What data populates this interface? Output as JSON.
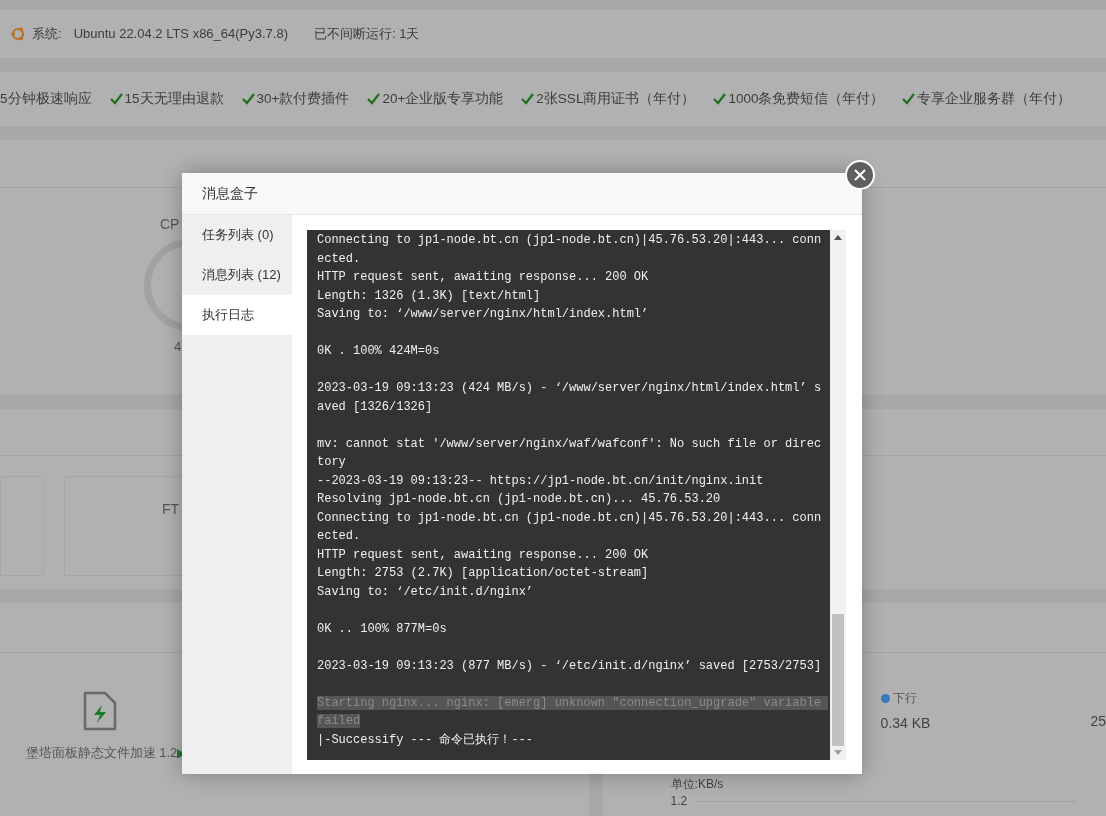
{
  "system": {
    "label": "系统:",
    "value": "Ubuntu 22.04.2 LTS x86_64(Py3.7.8)",
    "uptime": "已不间断运行: 1天"
  },
  "features": [
    "5分钟极速响应",
    "15天无理由退款",
    "30+款付费插件",
    "20+企业版专享功能",
    "2张SSL商用证书（年付）",
    "1000条免费短信（年付）",
    "专享企业服务群（年付）"
  ],
  "status": {
    "cpu_label": "CP",
    "cpu_sub": "4"
  },
  "overview": {
    "ftp_label": "FT"
  },
  "software": {
    "plugin_name": "堡塔面板静态文件加速 1.2",
    "plugin_arrow": "▶"
  },
  "traffic": {
    "legend": "下行",
    "value": "0.34 KB",
    "value_2": "25",
    "unit": "单位:KB/s",
    "ytick": "1.2"
  },
  "modal": {
    "title": "消息盒子",
    "tabs": [
      {
        "label": "任务列表 (0)",
        "selected": false
      },
      {
        "label": "消息列表 (12)",
        "selected": false
      },
      {
        "label": "执行日志",
        "selected": true
      }
    ],
    "log": [
      {
        "kind": "text",
        "text": "Connecting to jp1-node.bt.cn (jp1-node.bt.cn)|45.76.53.20|:443... connected."
      },
      {
        "kind": "text",
        "text": "HTTP request sent, awaiting response... 200 OK"
      },
      {
        "kind": "text",
        "text": "Length: 1326 (1.3K) [text/html]"
      },
      {
        "kind": "text",
        "text": "Saving to: ‘/www/server/nginx/html/index.html’"
      },
      {
        "kind": "blank"
      },
      {
        "kind": "text",
        "text": "0K . 100% 424M=0s"
      },
      {
        "kind": "blank"
      },
      {
        "kind": "text",
        "text": "2023-03-19 09:13:23 (424 MB/s) - ‘/www/server/nginx/html/index.html’ saved [1326/1326]"
      },
      {
        "kind": "blank"
      },
      {
        "kind": "text",
        "text": "mv: cannot stat '/www/server/nginx/waf/wafconf': No such file or directory"
      },
      {
        "kind": "text",
        "text": "--2023-03-19 09:13:23-- https://jp1-node.bt.cn/init/nginx.init"
      },
      {
        "kind": "text",
        "text": "Resolving jp1-node.bt.cn (jp1-node.bt.cn)... 45.76.53.20"
      },
      {
        "kind": "text",
        "text": "Connecting to jp1-node.bt.cn (jp1-node.bt.cn)|45.76.53.20|:443... connected."
      },
      {
        "kind": "text",
        "text": "HTTP request sent, awaiting response... 200 OK"
      },
      {
        "kind": "text",
        "text": "Length: 2753 (2.7K) [application/octet-stream]"
      },
      {
        "kind": "text",
        "text": "Saving to: ‘/etc/init.d/nginx’"
      },
      {
        "kind": "blank"
      },
      {
        "kind": "text",
        "text": "0K .. 100% 877M=0s"
      },
      {
        "kind": "blank"
      },
      {
        "kind": "text",
        "text": "2023-03-19 09:13:23 (877 MB/s) - ‘/etc/init.d/nginx’ saved [2753/2753]"
      },
      {
        "kind": "blank"
      },
      {
        "kind": "selected",
        "text": "Starting nginx... nginx: [emerg] unknown \"connection_upgrade\" variable failed"
      },
      {
        "kind": "text",
        "text": "|-Successify --- 命令已执行！---"
      }
    ]
  }
}
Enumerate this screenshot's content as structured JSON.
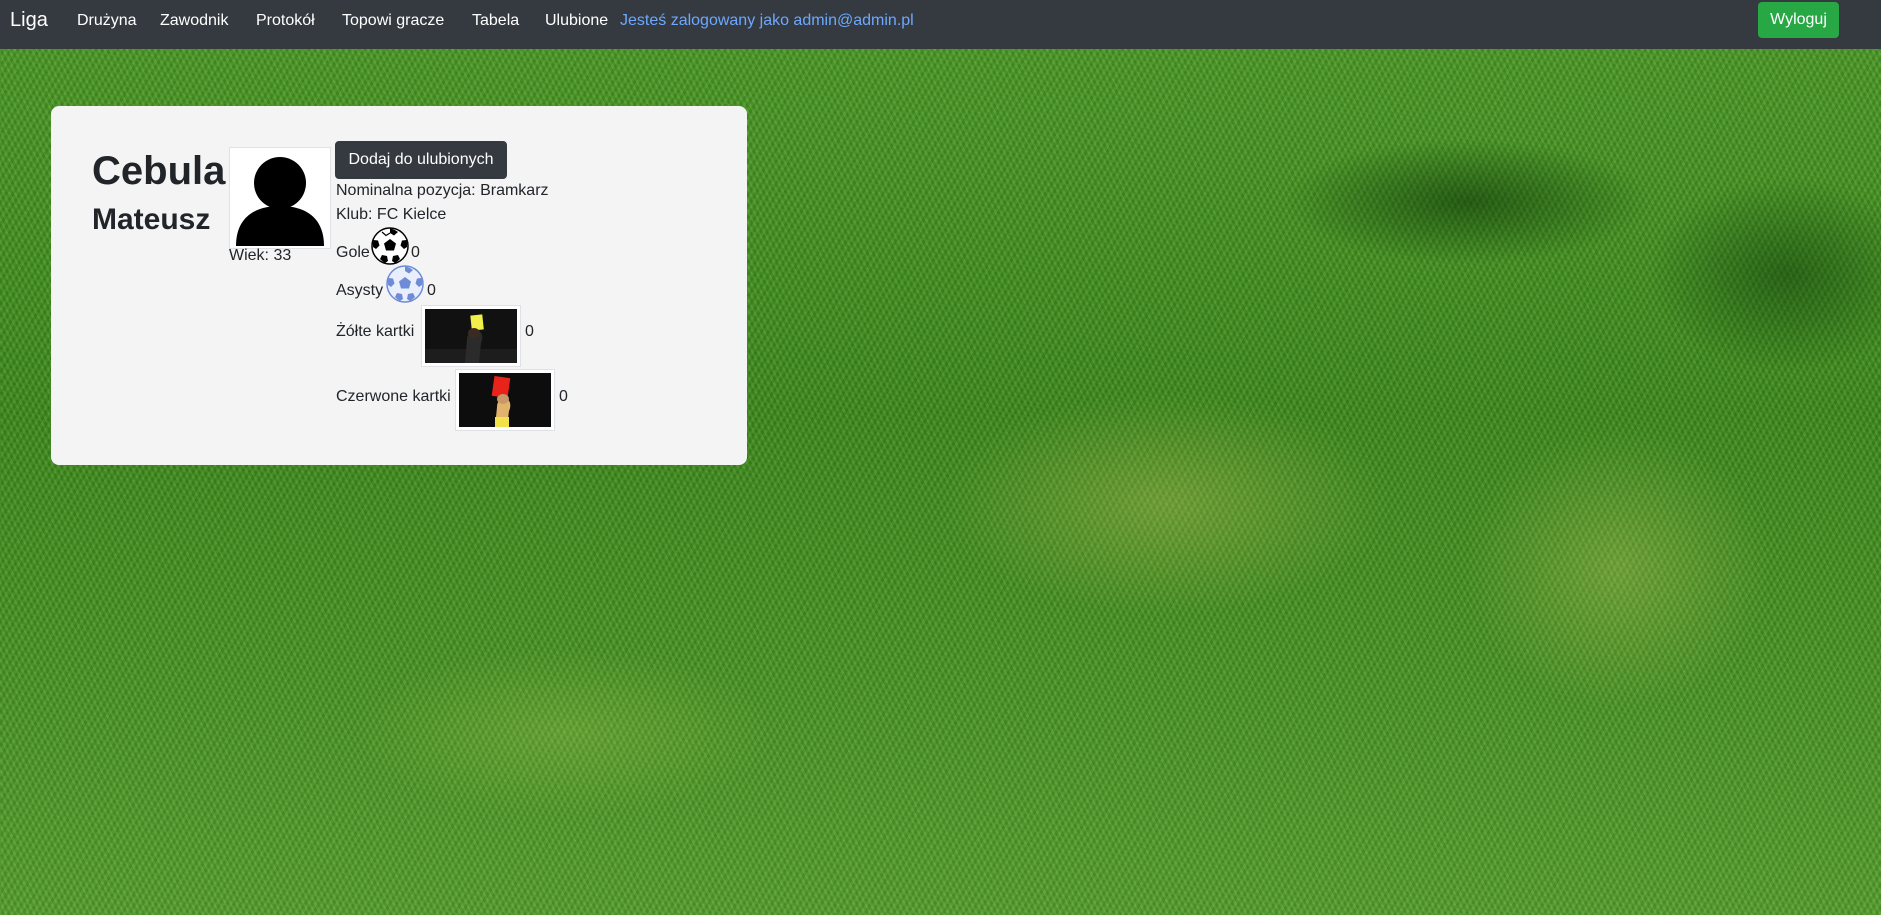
{
  "navbar": {
    "brand": "Liga",
    "links": [
      "Drużyna",
      "Zawodnik",
      "Protokół",
      "Topowi gracze",
      "Tabela",
      "Ulubione"
    ],
    "logged_in_text": "Jesteś zalogowany jako admin@admin.pl",
    "logout_label": "Wyloguj",
    "colors": {
      "background": "#343a40",
      "logged_in": "#6ea8fe",
      "logout": "#28a745"
    }
  },
  "player": {
    "surname": "Cebula",
    "firstname": "Mateusz",
    "age_text": "Wiek: 33",
    "favorite_button": "Dodaj do ulubionych",
    "position_text": "Nominalna pozycja: Bramkarz",
    "club_text": "Klub: FC Kielce",
    "stats": {
      "goals_label": "Gole",
      "goals_value": "0",
      "goals_icon": "soccer-ball-icon",
      "assists_label": "Asysty",
      "assists_value": "0",
      "assists_icon": "blue-soccer-ball-icon",
      "yellow_label": "Żółte kartki",
      "yellow_value": "0",
      "yellow_image": "yellow-card-photo",
      "red_label": "Czerwone kartki",
      "red_value": "0",
      "red_image": "red-card-photo"
    }
  }
}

◆ Task to carry out
Write out every line of the preceding listing that contains "icon".

◆ Written solution
      "goals_icon": "soccer-ball-icon",
      "assists_icon": "blue-soccer-ball-icon",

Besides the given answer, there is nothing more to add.